__INPUT ROWS__:
• • • •

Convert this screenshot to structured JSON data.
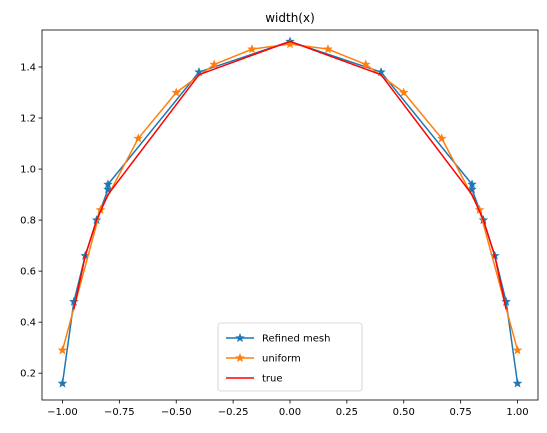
{
  "chart_data": {
    "type": "line",
    "title": "width(x)",
    "xlabel": "",
    "ylabel": "",
    "xlim": [
      -1.09,
      1.09
    ],
    "ylim": [
      0.095,
      1.545
    ],
    "xticks": [
      -1.0,
      -0.75,
      -0.5,
      -0.25,
      0.0,
      0.25,
      0.5,
      0.75,
      1.0
    ],
    "xtick_labels": [
      "−1.00",
      "−0.75",
      "−0.50",
      "−0.25",
      "0.00",
      "0.25",
      "0.50",
      "0.75",
      "1.00"
    ],
    "yticks": [
      0.2,
      0.4,
      0.6,
      0.8,
      1.0,
      1.2,
      1.4
    ],
    "ytick_labels": [
      "0.2",
      "0.4",
      "0.6",
      "0.8",
      "1.0",
      "1.2",
      "1.4"
    ],
    "grid": false,
    "legend": "lower-center",
    "series": [
      {
        "name": "Refined mesh",
        "color": "#1f77b4",
        "marker": "star",
        "x": [
          -1.0,
          -0.95,
          -0.9,
          -0.85,
          -0.8,
          -0.8,
          -0.4,
          0.0,
          0.4,
          0.8,
          0.8,
          0.85,
          0.9,
          0.95,
          1.0
        ],
        "y": [
          0.16,
          0.48,
          0.66,
          0.8,
          0.92,
          0.94,
          1.38,
          1.5,
          1.38,
          0.94,
          0.92,
          0.8,
          0.66,
          0.48,
          0.16
        ]
      },
      {
        "name": "uniform",
        "color": "#ff7f0e",
        "marker": "star",
        "x": [
          -1.0,
          -0.833,
          -0.667,
          -0.5,
          -0.333,
          -0.167,
          0.0,
          0.167,
          0.333,
          0.5,
          0.667,
          0.833,
          1.0
        ],
        "y": [
          0.29,
          0.84,
          1.12,
          1.3,
          1.41,
          1.47,
          1.49,
          1.47,
          1.41,
          1.3,
          1.12,
          0.84,
          0.29
        ]
      },
      {
        "name": "true",
        "color": "#ff0000",
        "marker": "none",
        "x": [
          -0.95,
          -0.9,
          -0.85,
          -0.8,
          -0.4,
          0.0,
          0.4,
          0.8,
          0.85,
          0.9,
          0.95
        ],
        "y": [
          0.45,
          0.66,
          0.8,
          0.9,
          1.37,
          1.5,
          1.37,
          0.9,
          0.8,
          0.66,
          0.45
        ]
      }
    ]
  }
}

• • • •

__EXERCISE OBJECTIVE__:
Lines that hold the word "color" are the ones to return, every one of them.

__THE ANSWER__:
        "color": "#1f77b4",
        "color": "#ff7f0e",
        "color": "#ff0000",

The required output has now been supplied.